#### [What you should do]
Read the records and gather each line that includes "page".

#### [Task inputs]
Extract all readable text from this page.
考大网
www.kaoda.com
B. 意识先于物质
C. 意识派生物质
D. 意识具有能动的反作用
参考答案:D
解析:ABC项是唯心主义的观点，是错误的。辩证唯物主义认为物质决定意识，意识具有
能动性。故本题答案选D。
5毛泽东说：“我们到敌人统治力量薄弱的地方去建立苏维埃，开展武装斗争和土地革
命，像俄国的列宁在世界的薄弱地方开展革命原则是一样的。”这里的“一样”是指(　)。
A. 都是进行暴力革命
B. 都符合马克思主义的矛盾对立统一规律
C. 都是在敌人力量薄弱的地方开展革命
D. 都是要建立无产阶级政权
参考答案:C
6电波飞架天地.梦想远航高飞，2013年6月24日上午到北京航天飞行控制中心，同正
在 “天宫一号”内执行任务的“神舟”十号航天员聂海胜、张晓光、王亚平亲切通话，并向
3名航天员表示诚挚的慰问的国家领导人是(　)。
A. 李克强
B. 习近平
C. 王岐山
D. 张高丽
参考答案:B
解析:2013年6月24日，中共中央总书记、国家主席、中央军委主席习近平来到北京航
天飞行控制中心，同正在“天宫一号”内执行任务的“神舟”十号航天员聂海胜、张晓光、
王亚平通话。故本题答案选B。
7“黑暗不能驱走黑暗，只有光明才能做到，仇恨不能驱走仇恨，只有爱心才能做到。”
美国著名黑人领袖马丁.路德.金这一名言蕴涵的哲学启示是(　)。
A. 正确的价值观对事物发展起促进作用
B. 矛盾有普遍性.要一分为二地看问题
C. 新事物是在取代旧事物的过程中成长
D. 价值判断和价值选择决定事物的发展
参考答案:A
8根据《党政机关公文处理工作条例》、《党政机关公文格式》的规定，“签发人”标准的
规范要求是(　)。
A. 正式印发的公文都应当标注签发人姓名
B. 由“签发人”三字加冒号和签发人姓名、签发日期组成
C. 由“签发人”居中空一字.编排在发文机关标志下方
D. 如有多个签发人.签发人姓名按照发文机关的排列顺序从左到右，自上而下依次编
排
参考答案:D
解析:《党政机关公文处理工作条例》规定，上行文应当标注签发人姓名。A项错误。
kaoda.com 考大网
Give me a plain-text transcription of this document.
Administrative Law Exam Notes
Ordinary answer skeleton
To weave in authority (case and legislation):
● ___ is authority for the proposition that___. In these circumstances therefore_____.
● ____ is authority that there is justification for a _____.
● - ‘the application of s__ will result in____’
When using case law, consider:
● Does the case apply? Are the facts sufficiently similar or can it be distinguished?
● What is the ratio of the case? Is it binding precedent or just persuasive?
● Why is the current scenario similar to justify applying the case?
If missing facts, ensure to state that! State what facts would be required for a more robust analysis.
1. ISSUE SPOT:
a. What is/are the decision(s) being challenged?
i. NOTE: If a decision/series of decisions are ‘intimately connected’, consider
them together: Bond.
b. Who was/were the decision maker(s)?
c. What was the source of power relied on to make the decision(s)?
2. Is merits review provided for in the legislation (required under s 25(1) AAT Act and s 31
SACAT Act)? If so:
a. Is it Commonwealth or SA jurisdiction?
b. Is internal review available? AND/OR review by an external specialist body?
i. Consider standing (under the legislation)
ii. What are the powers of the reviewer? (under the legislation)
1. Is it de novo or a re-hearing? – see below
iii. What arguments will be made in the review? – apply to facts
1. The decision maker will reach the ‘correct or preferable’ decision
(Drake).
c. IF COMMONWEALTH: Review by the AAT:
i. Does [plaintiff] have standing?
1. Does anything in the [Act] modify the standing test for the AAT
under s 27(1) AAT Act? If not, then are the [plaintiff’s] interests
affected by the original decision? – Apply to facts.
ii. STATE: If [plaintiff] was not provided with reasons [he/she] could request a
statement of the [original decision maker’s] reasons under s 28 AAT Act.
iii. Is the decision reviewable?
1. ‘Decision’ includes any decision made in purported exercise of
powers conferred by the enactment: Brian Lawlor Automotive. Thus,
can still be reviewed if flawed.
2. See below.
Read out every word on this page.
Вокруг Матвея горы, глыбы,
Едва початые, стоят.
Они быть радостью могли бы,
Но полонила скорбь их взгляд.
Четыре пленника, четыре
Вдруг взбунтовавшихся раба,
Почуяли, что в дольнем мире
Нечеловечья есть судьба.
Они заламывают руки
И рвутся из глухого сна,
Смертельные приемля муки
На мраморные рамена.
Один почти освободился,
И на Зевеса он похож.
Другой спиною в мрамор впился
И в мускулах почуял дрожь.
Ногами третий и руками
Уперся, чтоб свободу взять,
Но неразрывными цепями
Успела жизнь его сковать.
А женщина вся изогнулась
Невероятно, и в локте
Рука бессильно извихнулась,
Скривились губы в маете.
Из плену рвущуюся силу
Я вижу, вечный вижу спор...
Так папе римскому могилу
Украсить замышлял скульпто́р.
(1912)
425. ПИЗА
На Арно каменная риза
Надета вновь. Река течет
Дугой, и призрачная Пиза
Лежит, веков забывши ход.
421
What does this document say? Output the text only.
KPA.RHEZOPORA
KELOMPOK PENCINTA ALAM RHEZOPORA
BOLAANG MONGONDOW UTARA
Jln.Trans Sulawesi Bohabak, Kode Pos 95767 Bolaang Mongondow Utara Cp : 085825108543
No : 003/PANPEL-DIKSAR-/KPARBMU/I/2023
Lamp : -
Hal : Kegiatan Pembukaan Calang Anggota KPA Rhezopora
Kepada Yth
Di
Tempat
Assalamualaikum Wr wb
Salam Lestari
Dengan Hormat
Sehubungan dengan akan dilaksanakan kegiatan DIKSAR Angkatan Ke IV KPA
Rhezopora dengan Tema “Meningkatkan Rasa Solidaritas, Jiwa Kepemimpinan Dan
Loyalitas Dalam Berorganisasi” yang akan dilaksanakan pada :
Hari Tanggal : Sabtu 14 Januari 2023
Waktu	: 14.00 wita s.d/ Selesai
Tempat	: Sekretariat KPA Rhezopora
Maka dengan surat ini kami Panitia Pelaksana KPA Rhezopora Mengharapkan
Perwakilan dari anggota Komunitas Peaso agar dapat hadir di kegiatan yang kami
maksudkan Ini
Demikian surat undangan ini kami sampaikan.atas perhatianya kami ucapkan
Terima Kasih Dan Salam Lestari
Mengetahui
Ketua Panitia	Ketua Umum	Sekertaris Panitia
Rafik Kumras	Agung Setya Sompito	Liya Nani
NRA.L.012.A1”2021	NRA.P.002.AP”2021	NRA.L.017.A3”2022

#### [Exercise result]
Extract all readable text from this page.
Read out every word on this page.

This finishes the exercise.